Stored entries
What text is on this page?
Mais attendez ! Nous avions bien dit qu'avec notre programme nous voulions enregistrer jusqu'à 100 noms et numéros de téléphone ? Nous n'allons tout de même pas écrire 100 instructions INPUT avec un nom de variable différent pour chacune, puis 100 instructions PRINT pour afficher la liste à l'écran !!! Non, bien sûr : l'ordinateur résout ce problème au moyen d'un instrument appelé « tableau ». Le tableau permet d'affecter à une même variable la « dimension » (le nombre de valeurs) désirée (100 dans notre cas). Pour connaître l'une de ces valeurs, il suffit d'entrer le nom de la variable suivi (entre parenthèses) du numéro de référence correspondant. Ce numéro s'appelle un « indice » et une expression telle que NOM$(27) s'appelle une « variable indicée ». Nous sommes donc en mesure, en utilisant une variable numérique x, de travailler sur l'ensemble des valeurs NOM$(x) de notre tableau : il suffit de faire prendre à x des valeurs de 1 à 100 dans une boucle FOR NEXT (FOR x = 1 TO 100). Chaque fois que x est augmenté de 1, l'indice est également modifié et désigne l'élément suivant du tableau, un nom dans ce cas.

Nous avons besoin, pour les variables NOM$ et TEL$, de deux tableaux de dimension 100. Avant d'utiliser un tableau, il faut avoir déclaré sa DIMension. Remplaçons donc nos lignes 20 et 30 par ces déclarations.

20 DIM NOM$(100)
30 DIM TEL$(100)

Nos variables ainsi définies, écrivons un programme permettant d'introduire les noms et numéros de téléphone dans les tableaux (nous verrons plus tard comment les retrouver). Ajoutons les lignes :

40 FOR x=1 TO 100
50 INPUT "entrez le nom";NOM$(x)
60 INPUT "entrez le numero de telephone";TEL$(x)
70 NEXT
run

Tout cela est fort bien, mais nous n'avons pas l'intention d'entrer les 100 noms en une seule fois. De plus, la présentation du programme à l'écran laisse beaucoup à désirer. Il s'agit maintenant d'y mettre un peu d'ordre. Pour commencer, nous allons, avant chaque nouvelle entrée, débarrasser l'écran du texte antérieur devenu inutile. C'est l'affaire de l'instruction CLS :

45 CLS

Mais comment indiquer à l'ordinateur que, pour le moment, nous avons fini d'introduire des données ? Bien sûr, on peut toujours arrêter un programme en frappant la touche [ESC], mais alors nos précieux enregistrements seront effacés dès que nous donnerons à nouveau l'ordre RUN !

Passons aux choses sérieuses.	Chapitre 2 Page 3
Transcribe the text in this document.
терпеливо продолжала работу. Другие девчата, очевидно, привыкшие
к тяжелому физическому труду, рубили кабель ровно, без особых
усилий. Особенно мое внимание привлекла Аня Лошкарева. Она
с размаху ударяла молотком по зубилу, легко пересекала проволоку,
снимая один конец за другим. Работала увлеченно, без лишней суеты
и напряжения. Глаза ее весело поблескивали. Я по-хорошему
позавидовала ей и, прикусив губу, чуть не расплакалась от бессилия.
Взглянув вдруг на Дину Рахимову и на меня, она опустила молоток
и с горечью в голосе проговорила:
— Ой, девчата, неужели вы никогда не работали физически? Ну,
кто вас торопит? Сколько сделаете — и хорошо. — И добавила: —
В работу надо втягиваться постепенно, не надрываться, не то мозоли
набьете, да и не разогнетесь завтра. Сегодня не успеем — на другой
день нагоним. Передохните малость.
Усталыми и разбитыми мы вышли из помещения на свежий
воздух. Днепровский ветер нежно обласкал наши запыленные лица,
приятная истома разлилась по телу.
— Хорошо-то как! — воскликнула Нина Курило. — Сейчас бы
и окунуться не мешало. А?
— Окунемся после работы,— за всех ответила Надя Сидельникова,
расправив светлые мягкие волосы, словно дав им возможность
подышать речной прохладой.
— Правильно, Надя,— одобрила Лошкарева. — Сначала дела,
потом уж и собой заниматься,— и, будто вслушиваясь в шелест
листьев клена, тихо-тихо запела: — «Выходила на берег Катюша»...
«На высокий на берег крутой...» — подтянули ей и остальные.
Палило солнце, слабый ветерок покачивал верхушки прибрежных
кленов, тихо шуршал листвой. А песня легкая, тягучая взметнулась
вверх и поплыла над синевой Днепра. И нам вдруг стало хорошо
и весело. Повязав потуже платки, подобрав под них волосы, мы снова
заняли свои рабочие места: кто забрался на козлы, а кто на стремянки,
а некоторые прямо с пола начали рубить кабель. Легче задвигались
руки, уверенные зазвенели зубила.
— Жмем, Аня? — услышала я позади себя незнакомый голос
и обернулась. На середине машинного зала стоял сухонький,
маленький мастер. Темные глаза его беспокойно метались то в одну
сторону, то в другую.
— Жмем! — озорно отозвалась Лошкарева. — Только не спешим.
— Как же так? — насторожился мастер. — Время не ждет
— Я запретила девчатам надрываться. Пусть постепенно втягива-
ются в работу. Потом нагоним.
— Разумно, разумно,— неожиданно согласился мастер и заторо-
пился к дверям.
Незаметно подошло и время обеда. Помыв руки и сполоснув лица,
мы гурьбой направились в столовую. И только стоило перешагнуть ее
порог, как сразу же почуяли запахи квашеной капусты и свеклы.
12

EXERCISE AIM: Print out every entry, keeping each one exact.

RESULT OF THIS EXERCISE:
What text is on this page?
Mais attendez ! Nous avions bien dit qu'avec notre programme nous voulions enregistrer jusqu'à 100 noms et numéros de téléphone ? Nous n'allons tout de même pas écrire 100 instructions INPUT avec un nom de variable différent pour chacune, puis 100 instructions PRINT pour afficher la liste à l'écran !!! Non, bien sûr : l'ordinateur résout ce problème au moyen d'un instrument appelé « tableau ». Le tableau permet d'affecter à une même variable la « dimension » (le nombre de valeurs) désirée (100 dans notre cas). Pour connaître l'une de ces valeurs, il suffit d'entrer le nom de la variable suivi (entre parenthèses) du numéro de référence correspondant. Ce numéro s'appelle un « indice » et une expression telle que NOM$(27) s'appelle une « variable indicée ». Nous sommes donc en mesure, en utilisant une variable numérique x, de travailler sur l'ensemble des valeurs NOM$(x) de notre tableau : il suffit de faire prendre à x des valeurs de 1 à 100 dans une boucle FOR NEXT (FOR x = 1 TO 100). Chaque fois que x est augmenté de 1, l'indice est également modifié et désigne l'élément suivant du tableau, un nom dans ce cas.

Nous avons besoin, pour les variables NOM$ et TEL$, de deux tableaux de dimension 100. Avant d'utiliser un tableau, il faut avoir déclaré sa DIMension. Remplaçons donc nos lignes 20 et 30 par ces déclarations.

20 DIM NOM$(100)
30 DIM TEL$(100)

Nos variables ainsi définies, écrivons un programme permettant d'introduire les noms et numéros de téléphone dans les tableaux (nous verrons plus tard comment les retrouver). Ajoutons les lignes :

40 FOR x=1 TO 100
50 INPUT "entrez le nom";NOM$(x)
60 INPUT "entrez le numero de telephone";TEL$(x)
70 NEXT
run

Tout cela est fort bien, mais nous n'avons pas l'intention d'entrer les 100 noms en une seule fois. De plus, la présentation du programme à l'écran laisse beaucoup à désirer. Il s'agit maintenant d'y mettre un peu d'ordre. Pour commencer, nous allons, avant chaque nouvelle entrée, débarrasser l'écran du texte antérieur devenu inutile. C'est l'affaire de l'instruction CLS :

45 CLS

Mais comment indiquer à l'ordinateur que, pour le moment, nous avons fini d'introduire des données ? Bien sûr, on peut toujours arrêter un programme en frappant la touche [ESC], mais alors nos précieux enregistrements seront effacés dès que nous donnerons à nouveau l'ordre RUN !

Passons aux choses sérieuses.	Chapitre 2 Page 3
Transcribe the text in this document.
терпеливо продолжала работу. Другие девчата, очевидно, привыкшие
к тяжелому физическому труду, рубили кабель ровно, без особых
усилий. Особенно мое внимание привлекла Аня Лошкарева. Она
с размаху ударяла молотком по зубилу, легко пересекала проволоку,
снимая один конец за другим. Работала увлеченно, без лишней суеты
и напряжения. Глаза ее весело поблескивали. Я по-хорошему
позавидовала ей и, прикусив губу, чуть не расплакалась от бессилия.
Взглянув вдруг на Дину Рахимову и на меня, она опустила молоток
и с горечью в голосе проговорила:
— Ой, девчата, неужели вы никогда не работали физически? Ну,
кто вас торопит? Сколько сделаете — и хорошо. — И добавила: —
В работу надо втягиваться постепенно, не надрываться, не то мозоли
набьете, да и не разогнетесь завтра. Сегодня не успеем — на другой
день нагоним. Передохните малость.
Усталыми и разбитыми мы вышли из помещения на свежий
воздух. Днепровский ветер нежно обласкал наши запыленные лица,
приятная истома разлилась по телу.
— Хорошо-то как! — воскликнула Нина Курило. — Сейчас бы
и окунуться не мешало. А?
— Окунемся после работы,— за всех ответила Надя Сидельникова,
расправив светлые мягкие волосы, словно дав им возможность
подышать речной прохладой.
— Правильно, Надя,— одобрила Лошкарева. — Сначала дела,
потом уж и собой заниматься,— и, будто вслушиваясь в шелест
листьев клена, тихо-тихо запела: — «Выходила на берег Катюша»...
«На высокий на берег крутой...» — подтянули ей и остальные.
Палило солнце, слабый ветерок покачивал верхушки прибрежных
кленов, тихо шуршал листвой. А песня легкая, тягучая взметнулась
вверх и поплыла над синевой Днепра. И нам вдруг стало хорошо
и весело. Повязав потуже платки, подобрав под них волосы, мы снова
заняли свои рабочие места: кто забрался на козлы, а кто на стремянки,
а некоторые прямо с пола начали рубить кабель. Легче задвигались
руки, уверенные зазвенели зубила.
— Жмем, Аня? — услышала я позади себя незнакомый голос
и обернулась. На середине машинного зала стоял сухонький,
маленький мастер. Темные глаза его беспокойно метались то в одну
сторону, то в другую.
— Жмем! — озорно отозвалась Лошкарева. — Только не спешим.
— Как же так? — насторожился мастер. — Время не ждет
— Я запретила девчатам надрываться. Пусть постепенно втягива-
ются в работу. Потом нагоним.
— Разумно, разумно,— неожиданно согласился мастер и заторо-
пился к дверям.
Незаметно подошло и время обеда. Помыв руки и сполоснув лица,
мы гурьбой направились в столовую. И только стоило перешагнуть ее
порог, как сразу же почуяли запахи квашеной капусты и свеклы.
12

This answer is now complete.